> [Stated task]: Each record must be retyped in full. No character may differ.

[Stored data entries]
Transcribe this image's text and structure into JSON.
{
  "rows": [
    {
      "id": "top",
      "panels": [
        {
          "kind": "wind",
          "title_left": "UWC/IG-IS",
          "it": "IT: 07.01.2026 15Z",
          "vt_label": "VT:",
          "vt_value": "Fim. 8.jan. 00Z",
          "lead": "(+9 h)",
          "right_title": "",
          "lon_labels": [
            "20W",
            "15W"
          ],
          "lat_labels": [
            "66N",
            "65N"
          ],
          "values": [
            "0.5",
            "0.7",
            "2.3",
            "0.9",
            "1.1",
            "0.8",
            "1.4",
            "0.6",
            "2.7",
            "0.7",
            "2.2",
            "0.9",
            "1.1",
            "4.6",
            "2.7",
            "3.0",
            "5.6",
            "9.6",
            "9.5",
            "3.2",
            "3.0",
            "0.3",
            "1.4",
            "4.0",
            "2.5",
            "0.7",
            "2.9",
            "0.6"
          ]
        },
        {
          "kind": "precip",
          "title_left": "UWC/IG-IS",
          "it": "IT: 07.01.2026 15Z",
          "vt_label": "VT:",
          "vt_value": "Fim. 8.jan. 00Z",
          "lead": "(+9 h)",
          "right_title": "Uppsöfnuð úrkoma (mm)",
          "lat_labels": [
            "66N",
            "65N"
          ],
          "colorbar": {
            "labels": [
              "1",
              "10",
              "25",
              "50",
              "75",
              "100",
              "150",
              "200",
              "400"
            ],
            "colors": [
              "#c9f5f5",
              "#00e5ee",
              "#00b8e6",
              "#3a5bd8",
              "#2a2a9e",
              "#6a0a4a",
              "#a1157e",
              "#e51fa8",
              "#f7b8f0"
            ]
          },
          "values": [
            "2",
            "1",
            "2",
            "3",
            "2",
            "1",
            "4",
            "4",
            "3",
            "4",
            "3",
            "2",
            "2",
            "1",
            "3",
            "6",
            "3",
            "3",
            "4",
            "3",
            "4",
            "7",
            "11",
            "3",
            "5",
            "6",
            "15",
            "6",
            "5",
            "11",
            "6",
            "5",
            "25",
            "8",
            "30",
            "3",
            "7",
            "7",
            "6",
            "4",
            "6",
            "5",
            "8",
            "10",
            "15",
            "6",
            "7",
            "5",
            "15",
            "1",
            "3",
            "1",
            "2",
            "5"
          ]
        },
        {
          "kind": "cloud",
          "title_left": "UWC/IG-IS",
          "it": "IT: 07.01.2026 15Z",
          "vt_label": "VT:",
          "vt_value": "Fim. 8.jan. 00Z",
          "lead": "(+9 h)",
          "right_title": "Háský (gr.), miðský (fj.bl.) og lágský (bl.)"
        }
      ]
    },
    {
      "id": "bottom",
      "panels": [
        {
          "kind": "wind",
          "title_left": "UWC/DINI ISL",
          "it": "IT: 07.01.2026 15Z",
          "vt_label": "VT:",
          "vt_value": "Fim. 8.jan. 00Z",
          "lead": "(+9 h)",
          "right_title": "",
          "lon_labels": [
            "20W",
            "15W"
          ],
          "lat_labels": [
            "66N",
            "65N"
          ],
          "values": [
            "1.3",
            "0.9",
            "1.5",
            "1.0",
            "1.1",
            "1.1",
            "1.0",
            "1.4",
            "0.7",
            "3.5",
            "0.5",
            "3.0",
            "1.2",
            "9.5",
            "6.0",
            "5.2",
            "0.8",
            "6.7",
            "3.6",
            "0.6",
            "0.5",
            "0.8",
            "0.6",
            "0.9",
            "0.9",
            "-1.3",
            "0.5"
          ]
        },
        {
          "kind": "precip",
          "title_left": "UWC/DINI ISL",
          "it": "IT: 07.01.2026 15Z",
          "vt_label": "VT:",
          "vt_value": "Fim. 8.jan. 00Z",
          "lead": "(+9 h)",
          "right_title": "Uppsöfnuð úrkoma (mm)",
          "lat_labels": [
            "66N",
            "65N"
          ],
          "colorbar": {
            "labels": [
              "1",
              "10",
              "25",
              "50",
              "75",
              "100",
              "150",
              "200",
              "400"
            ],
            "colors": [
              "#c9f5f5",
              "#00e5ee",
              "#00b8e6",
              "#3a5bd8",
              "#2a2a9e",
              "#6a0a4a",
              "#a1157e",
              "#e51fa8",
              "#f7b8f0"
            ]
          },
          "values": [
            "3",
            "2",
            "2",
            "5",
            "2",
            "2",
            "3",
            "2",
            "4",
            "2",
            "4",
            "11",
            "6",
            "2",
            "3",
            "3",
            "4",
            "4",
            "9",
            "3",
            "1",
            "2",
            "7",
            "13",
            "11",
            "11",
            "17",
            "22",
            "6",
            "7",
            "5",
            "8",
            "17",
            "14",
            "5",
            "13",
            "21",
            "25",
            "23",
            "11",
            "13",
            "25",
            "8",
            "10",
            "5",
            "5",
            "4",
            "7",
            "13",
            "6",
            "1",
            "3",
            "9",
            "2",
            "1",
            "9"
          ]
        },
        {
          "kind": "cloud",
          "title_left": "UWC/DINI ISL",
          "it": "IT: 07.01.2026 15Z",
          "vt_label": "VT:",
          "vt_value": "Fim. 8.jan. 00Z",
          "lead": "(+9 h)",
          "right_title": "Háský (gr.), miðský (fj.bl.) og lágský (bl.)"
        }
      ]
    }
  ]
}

> [Completed exercise]:
Transcribe this image's text and structure into JSON.
{
  "rows": [
    {
      "id": "top",
      "panels": [
        {
          "kind": "wind",
          "title_left": "UWC/IG-IS",
          "it": "IT: 07.01.2026 15Z",
          "vt_label": "VT:",
          "vt_value": "Fim. 8.jan. 00Z",
          "lead": "(+9 h)",
          "right_title": "",
          "lon_labels": [
            "20W",
            "15W"
          ],
          "lat_labels": [
            "66N",
            "65N"
          ],
          "values": [
            "0.5",
            "0.7",
            "2.3",
            "0.9",
            "1.1",
            "0.8",
            "1.4",
            "0.6",
            "2.7",
            "0.7",
            "2.2",
            "0.9",
            "1.1",
            "4.6",
            "2.7",
            "3.0",
            "5.6",
            "9.6",
            "9.5",
            "3.2",
            "3.0",
            "0.3",
            "1.4",
            "4.0",
            "2.5",
            "0.7",
            "2.9",
            "0.6"
          ]
        },
        {
          "kind": "precip",
          "title_left": "UWC/IG-IS",
          "it": "IT: 07.01.2026 15Z",
          "vt_label": "VT:",
          "vt_value": "Fim. 8.jan. 00Z",
          "lead": "(+9 h)",
          "right_title": "Uppsöfnuð úrkoma (mm)",
          "lat_labels": [
            "66N",
            "65N"
          ],
          "colorbar": {
            "labels": [
              "1",
              "10",
              "25",
              "50",
              "75",
              "100",
              "150",
              "200",
              "400"
            ],
            "colors": [
              "#c9f5f5",
              "#00e5ee",
              "#00b8e6",
              "#3a5bd8",
              "#2a2a9e",
              "#6a0a4a",
              "#a1157e",
              "#e51fa8",
              "#f7b8f0"
            ]
          },
          "values": [
            "2",
            "1",
            "2",
            "3",
            "2",
            "1",
            "4",
            "4",
            "3",
            "4",
            "3",
            "2",
            "2",
            "1",
            "3",
            "6",
            "3",
            "3",
            "4",
            "3",
            "4",
            "7",
            "11",
            "3",
            "5",
            "6",
            "15",
            "6",
            "5",
            "11",
            "6",
            "5",
            "25",
            "8",
            "30",
            "3",
            "7",
            "7",
            "6",
            "4",
            "6",
            "5",
            "8",
            "10",
            "15",
            "6",
            "7",
            "5",
            "15",
            "1",
            "3",
            "1",
            "2",
            "5"
          ]
        },
        {
          "kind": "cloud",
          "title_left": "UWC/IG-IS",
          "it": "IT: 07.01.2026 15Z",
          "vt_label": "VT:",
          "vt_value": "Fim. 8.jan. 00Z",
          "lead": "(+9 h)",
          "right_title": "Háský (gr.), miðský (fj.bl.) og lágský (bl.)"
        }
      ]
    },
    {
      "id": "bottom",
      "panels": [
        {
          "kind": "wind",
          "title_left": "UWC/DINI ISL",
          "it": "IT: 07.01.2026 15Z",
          "vt_label": "VT:",
          "vt_value": "Fim. 8.jan. 00Z",
          "lead": "(+9 h)",
          "right_title": "",
          "lon_labels": [
            "20W",
            "15W"
          ],
          "lat_labels": [
            "66N",
            "65N"
          ],
          "values": [
            "1.3",
            "0.9",
            "1.5",
            "1.0",
            "1.1",
            "1.1",
            "1.0",
            "1.4",
            "0.7",
            "3.5",
            "0.5",
            "3.0",
            "1.2",
            "9.5",
            "6.0",
            "5.2",
            "0.8",
            "6.7",
            "3.6",
            "0.6",
            "0.5",
            "0.8",
            "0.6",
            "0.9",
            "0.9",
            "-1.3",
            "0.5"
          ]
        },
        {
          "kind": "precip",
          "title_left": "UWC/DINI ISL",
          "it": "IT: 07.01.2026 15Z",
          "vt_label": "VT:",
          "vt_value": "Fim. 8.jan. 00Z",
          "lead": "(+9 h)",
          "right_title": "Uppsöfnuð úrkoma (mm)",
          "lat_labels": [
            "66N",
            "65N"
          ],
          "colorbar": {
            "labels": [
              "1",
              "10",
              "25",
              "50",
              "75",
              "100",
              "150",
              "200",
              "400"
            ],
            "colors": [
              "#c9f5f5",
              "#00e5ee",
              "#00b8e6",
              "#3a5bd8",
              "#2a2a9e",
              "#6a0a4a",
              "#a1157e",
              "#e51fa8",
              "#f7b8f0"
            ]
          },
          "values": [
            "3",
            "2",
            "2",
            "5",
            "2",
            "2",
            "3",
            "2",
            "4",
            "2",
            "4",
            "11",
            "6",
            "2",
            "3",
            "3",
            "4",
            "4",
            "9",
            "3",
            "1",
            "2",
            "7",
            "13",
            "11",
            "11",
            "17",
            "22",
            "6",
            "7",
            "5",
            "8",
            "17",
            "14",
            "5",
            "13",
            "21",
            "25",
            "23",
            "11",
            "13",
            "25",
            "8",
            "10",
            "5",
            "5",
            "4",
            "7",
            "13",
            "6",
            "1",
            "3",
            "9",
            "2",
            "1",
            "9"
          ]
        },
        {
          "kind": "cloud",
          "title_left": "UWC/DINI ISL",
          "it": "IT: 07.01.2026 15Z",
          "vt_label": "VT:",
          "vt_value": "Fim. 8.jan. 00Z",
          "lead": "(+9 h)",
          "right_title": "Háský (gr.), miðský (fj.bl.) og lágský (bl.)"
        }
      ]
    }
  ]
}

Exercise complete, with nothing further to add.